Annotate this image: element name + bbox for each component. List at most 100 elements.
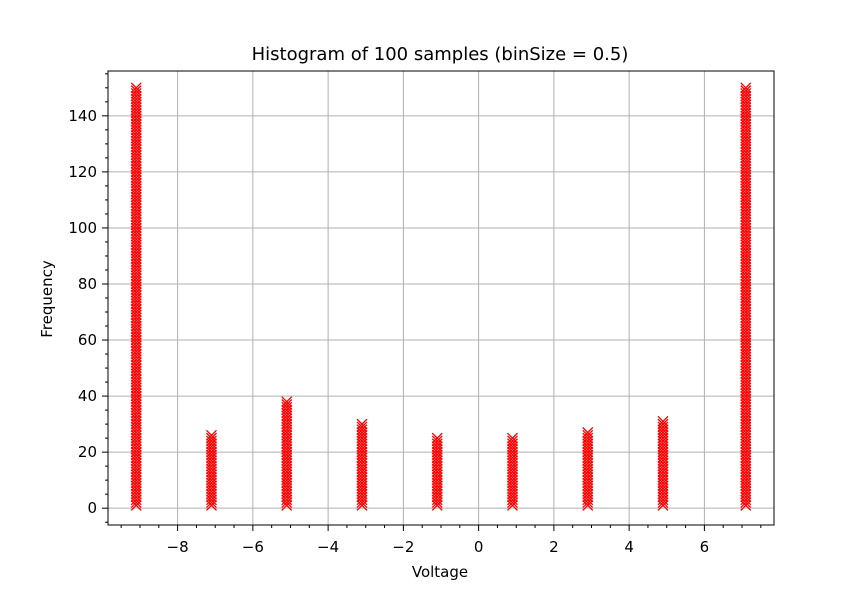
marker-column [657, 415, 669, 511]
data-point-marker [130, 289, 142, 301]
data-point-marker [206, 469, 217, 481]
data-point-marker [130, 326, 142, 338]
data-point-marker [740, 99, 752, 111]
data-point-marker [657, 485, 669, 497]
data-point-marker [130, 298, 142, 310]
data-point-marker [130, 275, 142, 287]
data-point-marker [740, 177, 752, 189]
data-point-marker [130, 292, 142, 304]
data-point-marker [582, 429, 594, 441]
data-point-marker [507, 474, 518, 486]
data-point-marker [740, 132, 752, 144]
data-point-marker [507, 497, 518, 509]
data-point-marker [740, 474, 752, 486]
data-point-marker [740, 113, 752, 125]
data-point-marker [507, 491, 518, 503]
data-point-marker [507, 466, 518, 478]
data-point-marker [130, 261, 142, 273]
data-point-marker [507, 485, 518, 497]
data-point-marker [130, 264, 142, 276]
data-point-marker [657, 499, 669, 511]
data-point-marker [740, 239, 752, 251]
data-point-marker [130, 228, 142, 240]
data-point-marker [356, 418, 368, 430]
data-point-marker [740, 342, 752, 354]
data-point-marker [130, 499, 142, 511]
data-point-marker [740, 149, 752, 161]
data-point-marker [130, 385, 142, 396]
data-point-marker [130, 295, 142, 307]
data-point-marker [740, 320, 752, 332]
data-point-marker [130, 488, 142, 500]
data-point-marker [507, 457, 518, 469]
data-point-marker [582, 474, 594, 486]
data-point-marker [130, 286, 142, 298]
data-point-marker [740, 110, 752, 122]
data-point-marker [130, 362, 142, 374]
data-point-marker [356, 491, 368, 503]
data-point-marker [657, 457, 669, 469]
data-point-marker [130, 87, 142, 99]
data-point-marker [740, 480, 752, 492]
data-point-marker [582, 457, 594, 469]
data-point-marker [206, 460, 217, 472]
y-tick-label: 80 [78, 275, 97, 293]
x-tick-label: 2 [549, 538, 559, 556]
data-point-marker [582, 488, 594, 500]
data-point-marker [740, 214, 752, 225]
data-point-marker [281, 474, 293, 486]
data-point-marker [130, 93, 142, 105]
data-point-marker [431, 474, 443, 486]
data-point-marker [740, 483, 752, 495]
data-point-marker [740, 129, 752, 141]
data-point-marker [130, 387, 142, 399]
data-point-marker [356, 429, 368, 441]
data-point-marker [356, 441, 368, 452]
data-point-marker [582, 443, 594, 455]
data-point-marker [281, 466, 293, 478]
data-point-marker [281, 413, 293, 424]
data-point-marker [582, 449, 594, 461]
data-point-marker [740, 281, 752, 293]
data-point-marker [130, 429, 142, 441]
data-point-marker [281, 499, 293, 511]
y-tick-label: 0 [87, 499, 97, 517]
data-point-marker [582, 477, 594, 489]
data-point-marker [740, 93, 752, 105]
data-point-marker [431, 471, 443, 483]
data-point-marker [130, 407, 142, 419]
data-point-marker [130, 104, 142, 116]
data-point-marker [130, 331, 142, 343]
data-point-marker [130, 376, 142, 388]
data-point-marker [740, 457, 752, 469]
data-point-marker [740, 146, 752, 158]
data-point-marker [507, 483, 518, 495]
x-axis-label: Voltage [412, 563, 468, 581]
data-point-marker [206, 477, 217, 489]
data-point-marker [130, 401, 142, 413]
data-point-marker [657, 463, 669, 475]
data-point-marker [740, 244, 752, 256]
data-point-marker [130, 483, 142, 495]
data-point-marker [740, 379, 752, 391]
data-point-marker [740, 371, 752, 382]
data-point-marker [130, 272, 142, 284]
data-point-marker [582, 497, 594, 509]
data-point-marker [130, 250, 142, 262]
data-point-marker [130, 342, 142, 354]
data-point-marker [130, 144, 142, 155]
data-point-marker [740, 242, 752, 254]
data-point-marker [281, 485, 293, 497]
data-point-marker [740, 278, 752, 290]
data-point-marker [740, 194, 752, 206]
data-point-marker [130, 278, 142, 290]
data-point-marker [431, 483, 443, 495]
data-point-marker [130, 244, 142, 256]
data-point-marker [130, 96, 142, 108]
data-point-marker [740, 396, 752, 408]
data-point-marker [130, 160, 142, 172]
data-point-marker [740, 138, 752, 150]
data-point-marker [130, 345, 142, 357]
data-point-marker [740, 107, 752, 119]
data-point-marker [740, 485, 752, 497]
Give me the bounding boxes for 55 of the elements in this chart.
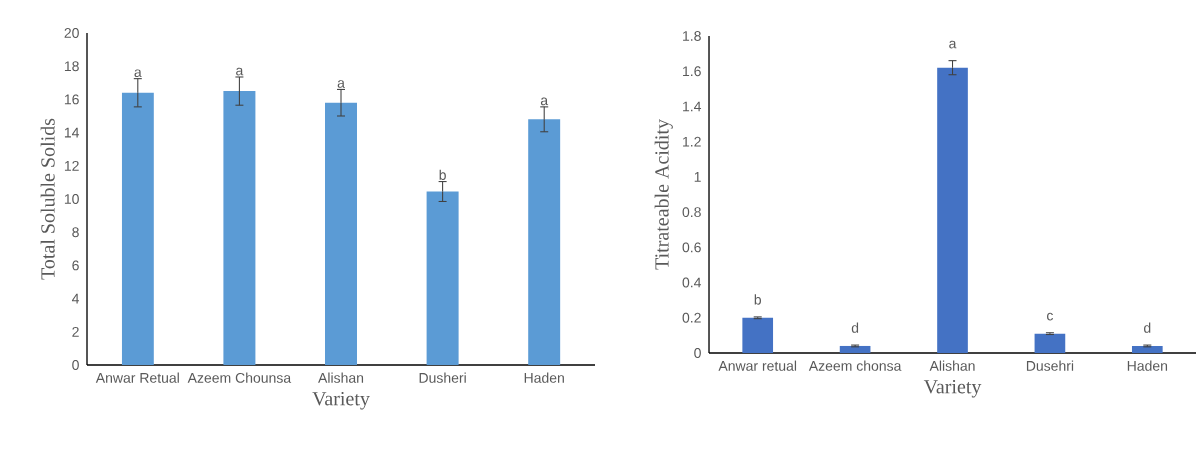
y-tick-label: 0.4 [682,277,702,288]
y-tick-label: 1.6 [683,66,701,77]
x-tick-label: Azeem Chounsa [187,372,292,383]
y-axis-title: Titrateable Acidity [654,119,673,270]
x-tick-label: Alishan [318,372,364,383]
y-tick-label: 0.8 [682,207,701,218]
y-tick-label: 8 [72,227,79,238]
y-tick-label: 1.8 [683,31,701,41]
annotation: a [949,40,957,49]
bar [426,191,459,365]
y-tick-label: 6 [72,260,79,271]
x-tick-label: Haden [1127,360,1168,371]
x-tick-label: Anwar Retual [95,372,179,383]
x-tick-label: Anwar retual [718,360,797,371]
y-axis-title: Total Soluble Solids [40,118,55,280]
y-tick-label: 4 [71,293,80,304]
annotation: d [1144,322,1151,333]
annotation: b [439,169,446,180]
bar [742,317,774,353]
annotation: c [1047,312,1054,321]
annotation: b [754,294,762,305]
y-tick-label: 0.6 [682,242,701,253]
bar [325,102,357,365]
y-tick-label: 1.2 [683,136,701,147]
y-tick-label: 14 [64,127,80,138]
x-tick-label: Dusehri [1026,360,1074,371]
y-tick-label: 0 [72,360,79,370]
x-axis-title: Variety [923,380,982,398]
x-axis-title: Variety [312,392,370,410]
y-tick-label: 16 [64,94,79,105]
bar [121,92,154,365]
x-tick-label: Alishan [929,360,975,371]
bar [223,91,256,365]
y-tick-label: 1.4 [683,101,702,112]
x-tick-label: Azeem chonsa [808,360,902,371]
y-tick-label: 0 [694,348,701,358]
annotation: a [134,69,142,78]
y-tick-label: 1 [694,172,701,182]
annotation: d [851,322,859,333]
bar [937,67,968,353]
y-tick-label: 12 [64,160,79,171]
bar [1131,345,1163,353]
annotation: a [236,67,244,76]
x-tick-label: Haden [524,372,564,383]
annotation: a [540,97,549,106]
annotation: a [337,80,345,88]
y-tick-label: 0.2 [682,312,701,323]
y-tick-label: 20 [64,28,79,38]
bar [839,345,871,353]
bar [528,119,561,365]
bar [1034,333,1066,353]
y-tick-label: 10 [64,194,79,204]
x-tick-label: Dusheri [419,372,466,383]
y-tick-label: 18 [64,61,79,72]
y-tick-label: 2 [72,326,79,337]
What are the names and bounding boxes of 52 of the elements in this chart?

**The task**. Express every line of the items above as a JSON list of strings, one string per line, leaving out blank lines and the picture placeholders.

**The result**.
[
  "Annotate this image: element name + bbox for each component. List at most 100 elements.",
  "marker-column [657, 415, 669, 511]",
  "data-point-marker [130, 289, 142, 301]",
  "data-point-marker [206, 469, 217, 481]",
  "data-point-marker [130, 326, 142, 338]",
  "data-point-marker [740, 99, 752, 111]",
  "data-point-marker [657, 485, 669, 497]",
  "data-point-marker [130, 298, 142, 310]",
  "data-point-marker [130, 275, 142, 287]",
  "data-point-marker [740, 177, 752, 189]",
  "data-point-marker [130, 292, 142, 304]",
  "data-point-marker [582, 429, 594, 441]",
  "data-point-marker [507, 474, 518, 486]",
  "data-point-marker [740, 132, 752, 144]",
  "data-point-marker [507, 497, 518, 509]",
  "data-point-marker [740, 474, 752, 486]",
  "data-point-marker [740, 113, 752, 125]",
  "data-point-marker [507, 491, 518, 503]",
  "data-point-marker [507, 466, 518, 478]",
  "data-point-marker [130, 261, 142, 273]",
  "data-point-marker [507, 485, 518, 497]",
  "data-point-marker [130, 264, 142, 276]",
  "data-point-marker [657, 499, 669, 511]",
  "data-point-marker [740, 239, 752, 251]",
  "data-point-marker [130, 228, 142, 240]",
  "data-point-marker [356, 418, 368, 430]",
  "data-point-marker [740, 342, 752, 354]",
  "data-point-marker [130, 499, 142, 511]",
  "data-point-marker [740, 149, 752, 161]",
  "data-point-marker [130, 385, 142, 396]",
  "data-point-marker [130, 295, 142, 307]",
  "data-point-marker [740, 320, 752, 332]",
  "data-point-marker [130, 488, 142, 500]",
  "data-point-marker [507, 457, 518, 469]",
  "data-point-marker [582, 474, 594, 486]",
  "data-point-marker [130, 286, 142, 298]",
  "data-point-marker [740, 110, 752, 122]",
  "data-point-marker [130, 362, 142, 374]",
  "data-point-marker [356, 491, 368, 503]",
  "data-point-marker [657, 457, 669, 469]",
  "data-point-marker [130, 87, 142, 99]",
  "data-point-marker [740, 480, 752, 492]",
  "data-point-marker [582, 457, 594, 469]",
  "data-point-marker [206, 460, 217, 472]",
  "y-tick-label: 80 [78, 275, 97, 293]",
  "x-tick-label: 2 [549, 538, 559, 556]",
  "data-point-marker [582, 488, 594, 500]",
  "data-point-marker [740, 214, 752, 225]",
  "data-point-marker [281, 474, 293, 486]",
  "data-point-marker [130, 93, 142, 105]",
  "data-point-marker [431, 474, 443, 486]",
  "data-point-marker [740, 483, 752, 495]",
  "data-point-marker [740, 129, 752, 141]",
  "data-point-marker [130, 387, 142, 399]",
  "data-point-marker [356, 429, 368, 441]",
  "data-point-marker [356, 441, 368, 452]",
  "data-point-marker [582, 443, 594, 455]",
  "data-point-marker [281, 466, 293, 478]",
  "data-point-marker [281, 413, 293, 424]",
  "data-point-marker [582, 449, 594, 461]",
  "data-point-marker [740, 281, 752, 293]",
  "data-point-marker [130, 429, 142, 441]",
  "data-point-marker [281, 499, 293, 511]",
  "y-tick-label: 0 [87, 499, 97, 517]",
  "data-point-marker [582, 477, 594, 489]",
  "data-point-marker [740, 93, 752, 105]",
  "data-point-marker [431, 471, 443, 483]",
  "data-point-marker [130, 407, 142, 419]",
  "data-point-marker [130, 104, 142, 116]",
  "data-point-marker [130, 331, 142, 343]",
  "data-point-marker [130, 376, 142, 388]",
  "data-point-marker [740, 457, 752, 469]",
  "data-point-marker [740, 146, 752, 158]",
  "data-point-marker [507, 483, 518, 495]",
  "x-axis-label: Voltage [412, 563, 468, 581]",
  "data-point-marker [206, 477, 217, 489]",
  "data-point-marker [130, 401, 142, 413]",
  "data-point-marker [657, 463, 669, 475]",
  "data-point-marker [740, 244, 752, 256]",
  "data-point-marker [130, 483, 142, 495]",
  "data-point-marker [740, 379, 752, 391]",
  "data-point-marker [740, 371, 752, 382]",
  "data-point-marker [130, 272, 142, 284]",
  "data-point-marker [582, 497, 594, 509]",
  "data-point-marker [130, 250, 142, 262]",
  "data-point-marker [130, 342, 142, 354]",
  "data-point-marker [130, 144, 142, 155]",
  "data-point-marker [740, 242, 752, 254]",
  "data-point-marker [281, 485, 293, 497]",
  "data-point-marker [740, 278, 752, 290]",
  "data-point-marker [740, 194, 752, 206]",
  "data-point-marker [130, 278, 142, 290]",
  "data-point-marker [431, 483, 443, 495]",
  "data-point-marker [130, 244, 142, 256]",
  "data-point-marker [130, 96, 142, 108]",
  "data-point-marker [740, 396, 752, 408]",
  "data-point-marker [130, 160, 142, 172]",
  "data-point-marker [740, 138, 752, 150]",
  "data-point-marker [130, 345, 142, 357]",
  "data-point-marker [740, 107, 752, 119]",
  "data-point-marker [740, 485, 752, 497]",
  "Give me the bounding boxes for 55 of the elements in this chart.",
  "y-tick-label: 0.4 [682,277,702,288]",
  "y-tick-label: 1.6 [683,66,701,77]",
  "x-tick-label: Azeem Chounsa [187,372,292,383]",
  "y-axis-title: Titrateable Acidity [654,119,673,270]",
  "x-tick-label: Alishan [318,372,364,383]",
  "y-tick-label: 0.8 [682,207,701,218]",
  "y-tick-label: 8 [72,227,79,238]",
  "y-tick-label: 1.8 [683,31,701,41]",
  "annotation: a [949,40,957,49]",
  "bar [426,191,459,365]",
  "y-tick-label: 6 [72,260,79,271]",
  "x-tick-label: Haden [1127,360,1168,371]",
  "x-tick-label: Anwar Retual [95,372,179,383]",
  "x-tick-label: Anwar retual [718,360,797,371]",
  "y-axis-title: Total Soluble Solids [40,118,55,280]",
  "y-tick-label: 4 [71,293,80,304]",
  "annotation: d [1144,322,1151,333]",
  "annotation: b [439,169,446,180]",
  "bar [742,317,774,353]",
  "annotation: c [1047,312,1054,321]",
  "annotation: b [754,294,762,305]",
  "y-tick-label: 0.6 [682,242,701,253]",
  "bar [325,102,357,365]",
  "y-tick-label: 1.2 [683,136,701,147]",
  "y-tick-label: 14 [64,127,80,138]",
  "x-tick-label: Dusehri [1026,360,1074,371]",
  "y-tick-label: 0 [72,360,79,370]",
  "x-axis-title: Variety [923,380,982,398]",
  "x-axis-title: Variety [312,392,370,410]",
  "y-tick-label: 16 [64,94,79,105]",
  "bar [121,92,154,365]",
  "x-tick-label: Alishan [929,360,975,371]",
  "bar [223,91,256,365]",
  "y-tick-label: 1.4 [683,101,702,112]",
  "x-tick-label: Azeem chonsa [808,360,902,371]",
  "y-tick-label: 0 [694,348,701,358]",
  "annotation: a [134,69,142,78]",
  "y-tick-label: 1 [694,172,701,182]",
  "annotation: d [851,322,859,333]",
  "bar [937,67,968,353]",
  "y-tick-label: 12 [64,160,79,171]",
  "bar [1131,345,1163,353]",
  "annotation: a [236,67,244,76]",
  "x-tick-label: Haden [524,372,564,383]",
  "annotation: a [540,97,549,106]",
  "annotation: a [337,80,345,88]",
  "y-tick-label: 0.2 [682,312,701,323]",
  "y-tick-label: 20 [64,28,79,38]",
  "bar [839,345,871,353]",
  "bar [528,119,561,365]",
  "bar [1034,333,1066,353]",
  "y-tick-label: 10 [64,194,79,204]",
  "x-tick-label: Dusheri [419,372,466,383]",
  "y-tick-label: 18 [64,61,79,72]",
  "y-tick-label: 2 [72,326,79,337]",
  "What are the names and bounding boxes of 52 of the elements in this chart?"
]